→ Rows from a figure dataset

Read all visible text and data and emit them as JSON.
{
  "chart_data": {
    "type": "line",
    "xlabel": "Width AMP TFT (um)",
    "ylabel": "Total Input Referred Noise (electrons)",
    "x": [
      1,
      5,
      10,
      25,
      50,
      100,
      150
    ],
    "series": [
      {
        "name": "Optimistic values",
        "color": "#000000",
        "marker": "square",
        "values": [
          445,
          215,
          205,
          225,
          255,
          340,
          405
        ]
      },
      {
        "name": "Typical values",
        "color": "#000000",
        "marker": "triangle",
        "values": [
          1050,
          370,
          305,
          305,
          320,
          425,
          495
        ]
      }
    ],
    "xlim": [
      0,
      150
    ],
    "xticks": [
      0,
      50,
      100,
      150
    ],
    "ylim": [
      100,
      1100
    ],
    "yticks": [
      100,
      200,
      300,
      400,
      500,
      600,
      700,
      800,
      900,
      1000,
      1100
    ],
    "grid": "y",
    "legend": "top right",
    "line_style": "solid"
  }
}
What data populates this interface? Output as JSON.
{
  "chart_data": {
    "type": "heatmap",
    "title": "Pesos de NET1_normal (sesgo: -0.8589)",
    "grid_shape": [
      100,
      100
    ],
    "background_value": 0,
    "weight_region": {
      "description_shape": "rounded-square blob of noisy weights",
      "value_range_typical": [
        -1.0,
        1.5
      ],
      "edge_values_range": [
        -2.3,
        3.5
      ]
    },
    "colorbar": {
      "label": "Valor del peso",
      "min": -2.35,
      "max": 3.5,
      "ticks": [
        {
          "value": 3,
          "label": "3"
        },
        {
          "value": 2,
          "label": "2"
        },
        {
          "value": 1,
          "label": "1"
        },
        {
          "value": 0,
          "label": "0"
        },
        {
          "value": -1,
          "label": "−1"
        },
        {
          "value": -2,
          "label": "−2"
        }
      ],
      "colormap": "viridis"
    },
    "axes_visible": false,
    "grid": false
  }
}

→ INSTRUCTIONS FOR THE TASK
Using the listing above, retype each line exactly.

→ RESULT OF THIS EXERCISE
Read all visible text and data and emit them as JSON.
{
  "chart_data": {
    "type": "line",
    "xlabel": "Width AMP TFT (um)",
    "ylabel": "Total Input Referred Noise (electrons)",
    "x": [
      1,
      5,
      10,
      25,
      50,
      100,
      150
    ],
    "series": [
      {
        "name": "Optimistic values",
        "color": "#000000",
        "marker": "square",
        "values": [
          445,
          215,
          205,
          225,
          255,
          340,
          405
        ]
      },
      {
        "name": "Typical values",
        "color": "#000000",
        "marker": "triangle",
        "values": [
          1050,
          370,
          305,
          305,
          320,
          425,
          495
        ]
      }
    ],
    "xlim": [
      0,
      150
    ],
    "xticks": [
      0,
      50,
      100,
      150
    ],
    "ylim": [
      100,
      1100
    ],
    "yticks": [
      100,
      200,
      300,
      400,
      500,
      600,
      700,
      800,
      900,
      1000,
      1100
    ],
    "grid": "y",
    "legend": "top right",
    "line_style": "solid"
  }
}
What data populates this interface? Output as JSON.
{
  "chart_data": {
    "type": "heatmap",
    "title": "Pesos de NET1_normal (sesgo: -0.8589)",
    "grid_shape": [
      100,
      100
    ],
    "background_value": 0,
    "weight_region": {
      "description_shape": "rounded-square blob of noisy weights",
      "value_range_typical": [
        -1.0,
        1.5
      ],
      "edge_values_range": [
        -2.3,
        3.5
      ]
    },
    "colorbar": {
      "label": "Valor del peso",
      "min": -2.35,
      "max": 3.5,
      "ticks": [
        {
          "value": 3,
          "label": "3"
        },
        {
          "value": 2,
          "label": "2"
        },
        {
          "value": 1,
          "label": "1"
        },
        {
          "value": 0,
          "label": "0"
        },
        {
          "value": -1,
          "label": "−1"
        },
        {
          "value": -2,
          "label": "−2"
        }
      ],
      "colormap": "viridis"
    },
    "axes_visible": false,
    "grid": false
  }
}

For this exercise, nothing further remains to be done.